◆ **Goal**
Pull every line with the word "Biel" out of the entries below.
------ Record set ------
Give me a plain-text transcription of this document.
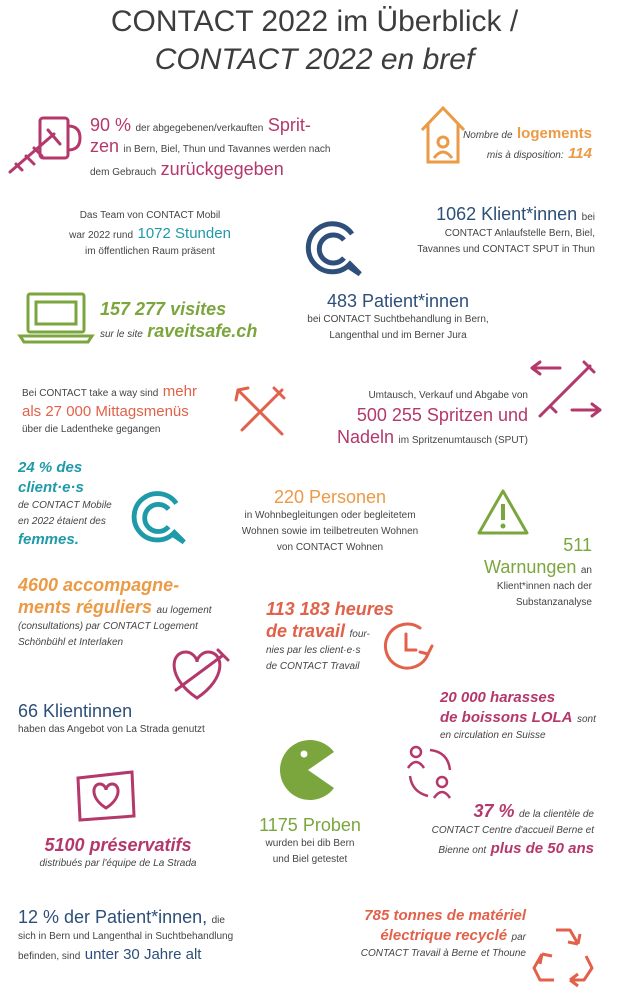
CONTACT 2022 im Überblick /
CONTACT 2022 en bref
90 % der abgegebenen/verkauften Sprit-
zen in Bern, Biel, Thun und Tavannes werden nach
dem Gebrauch zurückgegeben
Nombre de logements
mis à disposition: 114
Das Team von CONTACT Mobil
war 2022 rund 1072 Stunden
im öffentlichen Raum präsent
1062 Klient*innen bei
CONTACT Anlaufstelle Bern, Biel,
Tavannes und CONTACT SPUT in Thun
157 277 visites
sur le site raveitsafe.ch
483 Patient*innen
bei CONTACT Suchtbehandlung in Bern,
Langenthal und im Berner Jura
Bei CONTACT take a way sind mehr
als 27 000 Mittagsmenüs
über die Ladentheke gegangen
Umtausch, Verkauf und Abgabe von
500 255 Spritzen und
Nadeln im Spritzenumtausch (SPUT)
24 % des client·e·s
de CONTACT Mobile
en 2022 étaient des
femmes.
220 Personen
in Wohnbegleitungen oder begleitetem
Wohnen sowie im teilbetreuten Wohnen
von CONTACT Wohnen	511
Warnungen an
Klient*innen nach der
Substanzanalyse
4600 accompagne-
ments réguliers au logement
(consultations) par CONTACT Logement
Schönbühl et Interlaken
113 183 heures
de travail four-
nies par les client·e·s
de CONTACT Travail
66 Klientinnen
haben das Angebot von La Strada genutzt
20 000 harasses
de boissons LOLA sont
en circulation en Suisse
5100 préservatifs
distribués par l'équipe de La Strada
1175 Proben
wurden bei dib Bern
und Biel getestet
37 % de la clientèle de
CONTACT Centre d'accueil Berne et
Bienne ont plus de 50 ans
12 % der Patient*innen, die
sich in Bern und Langenthal in Suchtbehandlung
befinden, sind unter 30 Jahre alt
785 tonnes de matériel
électrique recyclé par
CONTACT Travail à Berne et Thoune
------
◆ **Correct result**
zen in Bern, Biel, Thun und Tavannes werden nach
CONTACT Anlaufstelle Bern, Biel,
und Biel getestet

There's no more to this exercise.